REQUIRED TASK: Set down the material once more, exactly as it appears.

(Stored data)

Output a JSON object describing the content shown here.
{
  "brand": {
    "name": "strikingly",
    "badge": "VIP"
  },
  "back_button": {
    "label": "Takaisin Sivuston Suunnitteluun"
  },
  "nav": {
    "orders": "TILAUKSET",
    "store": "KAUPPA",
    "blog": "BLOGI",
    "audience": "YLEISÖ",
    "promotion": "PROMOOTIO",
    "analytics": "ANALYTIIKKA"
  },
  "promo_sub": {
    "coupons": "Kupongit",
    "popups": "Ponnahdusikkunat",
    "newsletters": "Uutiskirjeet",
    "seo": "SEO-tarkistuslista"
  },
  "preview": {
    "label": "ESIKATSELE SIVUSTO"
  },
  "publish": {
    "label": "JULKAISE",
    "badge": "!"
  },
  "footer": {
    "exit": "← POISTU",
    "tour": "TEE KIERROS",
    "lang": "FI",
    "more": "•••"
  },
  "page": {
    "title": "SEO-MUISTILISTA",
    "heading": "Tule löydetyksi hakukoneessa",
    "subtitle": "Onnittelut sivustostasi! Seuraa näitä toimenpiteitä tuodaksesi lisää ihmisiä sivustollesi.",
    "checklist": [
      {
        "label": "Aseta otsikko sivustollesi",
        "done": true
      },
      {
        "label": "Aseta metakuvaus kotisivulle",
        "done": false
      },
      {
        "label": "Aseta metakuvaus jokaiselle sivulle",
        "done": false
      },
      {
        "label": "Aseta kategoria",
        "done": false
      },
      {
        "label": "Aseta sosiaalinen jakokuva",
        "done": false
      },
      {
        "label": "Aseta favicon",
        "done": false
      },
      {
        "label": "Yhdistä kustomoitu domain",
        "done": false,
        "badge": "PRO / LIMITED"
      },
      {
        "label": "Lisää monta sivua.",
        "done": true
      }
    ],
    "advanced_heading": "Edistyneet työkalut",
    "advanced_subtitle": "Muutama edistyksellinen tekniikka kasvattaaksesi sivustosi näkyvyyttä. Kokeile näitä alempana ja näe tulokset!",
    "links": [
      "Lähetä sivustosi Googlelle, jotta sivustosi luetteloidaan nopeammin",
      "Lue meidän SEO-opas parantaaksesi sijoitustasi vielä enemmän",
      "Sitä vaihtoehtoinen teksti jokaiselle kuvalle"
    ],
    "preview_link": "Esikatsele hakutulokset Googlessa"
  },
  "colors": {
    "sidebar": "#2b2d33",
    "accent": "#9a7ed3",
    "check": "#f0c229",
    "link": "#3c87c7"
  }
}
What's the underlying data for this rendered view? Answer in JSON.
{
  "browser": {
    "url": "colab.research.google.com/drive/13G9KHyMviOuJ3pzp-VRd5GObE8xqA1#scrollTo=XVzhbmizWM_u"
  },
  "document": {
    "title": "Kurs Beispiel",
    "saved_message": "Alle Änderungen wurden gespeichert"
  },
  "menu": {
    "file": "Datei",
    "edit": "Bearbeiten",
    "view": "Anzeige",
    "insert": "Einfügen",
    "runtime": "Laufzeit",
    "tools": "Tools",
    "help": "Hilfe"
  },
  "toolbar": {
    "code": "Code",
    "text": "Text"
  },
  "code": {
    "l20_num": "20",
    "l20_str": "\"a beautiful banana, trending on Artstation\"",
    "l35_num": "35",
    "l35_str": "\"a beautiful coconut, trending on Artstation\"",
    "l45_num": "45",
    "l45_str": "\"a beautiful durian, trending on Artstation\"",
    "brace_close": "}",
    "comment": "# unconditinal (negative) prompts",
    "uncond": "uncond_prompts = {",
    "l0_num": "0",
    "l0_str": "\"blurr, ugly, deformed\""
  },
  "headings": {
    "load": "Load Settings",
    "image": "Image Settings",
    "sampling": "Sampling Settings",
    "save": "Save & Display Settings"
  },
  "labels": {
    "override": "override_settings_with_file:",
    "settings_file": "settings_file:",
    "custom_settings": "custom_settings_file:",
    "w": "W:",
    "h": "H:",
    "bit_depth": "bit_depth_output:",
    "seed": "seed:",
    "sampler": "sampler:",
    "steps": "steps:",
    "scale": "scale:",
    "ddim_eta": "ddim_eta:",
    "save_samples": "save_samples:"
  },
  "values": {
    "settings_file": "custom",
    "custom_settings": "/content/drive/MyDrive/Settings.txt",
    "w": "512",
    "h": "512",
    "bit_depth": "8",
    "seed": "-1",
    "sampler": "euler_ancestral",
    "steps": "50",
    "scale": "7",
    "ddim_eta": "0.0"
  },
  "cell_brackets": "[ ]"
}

ANSWER FOR THIS EXERCISE:
Output a JSON object describing the content shown here.
{
  "brand": {
    "name": "strikingly",
    "badge": "VIP"
  },
  "back_button": {
    "label": "Takaisin Sivuston Suunnitteluun"
  },
  "nav": {
    "orders": "TILAUKSET",
    "store": "KAUPPA",
    "blog": "BLOGI",
    "audience": "YLEISÖ",
    "promotion": "PROMOOTIO",
    "analytics": "ANALYTIIKKA"
  },
  "promo_sub": {
    "coupons": "Kupongit",
    "popups": "Ponnahdusikkunat",
    "newsletters": "Uutiskirjeet",
    "seo": "SEO-tarkistuslista"
  },
  "preview": {
    "label": "ESIKATSELE SIVUSTO"
  },
  "publish": {
    "label": "JULKAISE",
    "badge": "!"
  },
  "footer": {
    "exit": "← POISTU",
    "tour": "TEE KIERROS",
    "lang": "FI",
    "more": "•••"
  },
  "page": {
    "title": "SEO-MUISTILISTA",
    "heading": "Tule löydetyksi hakukoneessa",
    "subtitle": "Onnittelut sivustostasi! Seuraa näitä toimenpiteitä tuodaksesi lisää ihmisiä sivustollesi.",
    "checklist": [
      {
        "label": "Aseta otsikko sivustollesi",
        "done": true
      },
      {
        "label": "Aseta metakuvaus kotisivulle",
        "done": false
      },
      {
        "label": "Aseta metakuvaus jokaiselle sivulle",
        "done": false
      },
      {
        "label": "Aseta kategoria",
        "done": false
      },
      {
        "label": "Aseta sosiaalinen jakokuva",
        "done": false
      },
      {
        "label": "Aseta favicon",
        "done": false
      },
      {
        "label": "Yhdistä kustomoitu domain",
        "done": false,
        "badge": "PRO / LIMITED"
      },
      {
        "label": "Lisää monta sivua.",
        "done": true
      }
    ],
    "advanced_heading": "Edistyneet työkalut",
    "advanced_subtitle": "Muutama edistyksellinen tekniikka kasvattaaksesi sivustosi näkyvyyttä. Kokeile näitä alempana ja näe tulokset!",
    "links": [
      "Lähetä sivustosi Googlelle, jotta sivustosi luetteloidaan nopeammin",
      "Lue meidän SEO-opas parantaaksesi sijoitustasi vielä enemmän",
      "Sitä vaihtoehtoinen teksti jokaiselle kuvalle"
    ],
    "preview_link": "Esikatsele hakutulokset Googlessa"
  },
  "colors": {
    "sidebar": "#2b2d33",
    "accent": "#9a7ed3",
    "check": "#f0c229",
    "link": "#3c87c7"
  }
}
What's the underlying data for this rendered view? Answer in JSON.
{
  "browser": {
    "url": "colab.research.google.com/drive/13G9KHyMviOuJ3pzp-VRd5GObE8xqA1#scrollTo=XVzhbmizWM_u"
  },
  "document": {
    "title": "Kurs Beispiel",
    "saved_message": "Alle Änderungen wurden gespeichert"
  },
  "menu": {
    "file": "Datei",
    "edit": "Bearbeiten",
    "view": "Anzeige",
    "insert": "Einfügen",
    "runtime": "Laufzeit",
    "tools": "Tools",
    "help": "Hilfe"
  },
  "toolbar": {
    "code": "Code",
    "text": "Text"
  },
  "code": {
    "l20_num": "20",
    "l20_str": "\"a beautiful banana, trending on Artstation\"",
    "l35_num": "35",
    "l35_str": "\"a beautiful coconut, trending on Artstation\"",
    "l45_num": "45",
    "l45_str": "\"a beautiful durian, trending on Artstation\"",
    "brace_close": "}",
    "comment": "# unconditinal (negative) prompts",
    "uncond": "uncond_prompts = {",
    "l0_num": "0",
    "l0_str": "\"blurr, ugly, deformed\""
  },
  "headings": {
    "load": "Load Settings",
    "image": "Image Settings",
    "sampling": "Sampling Settings",
    "save": "Save & Display Settings"
  },
  "labels": {
    "override": "override_settings_with_file:",
    "settings_file": "settings_file:",
    "custom_settings": "custom_settings_file:",
    "w": "W:",
    "h": "H:",
    "bit_depth": "bit_depth_output:",
    "seed": "seed:",
    "sampler": "sampler:",
    "steps": "steps:",
    "scale": "scale:",
    "ddim_eta": "ddim_eta:",
    "save_samples": "save_samples:"
  },
  "values": {
    "settings_file": "custom",
    "custom_settings": "/content/drive/MyDrive/Settings.txt",
    "w": "512",
    "h": "512",
    "bit_depth": "8",
    "seed": "-1",
    "sampler": "euler_ancestral",
    "steps": "50",
    "scale": "7",
    "ddim_eta": "0.0"
  },
  "cell_brackets": "[ ]"
}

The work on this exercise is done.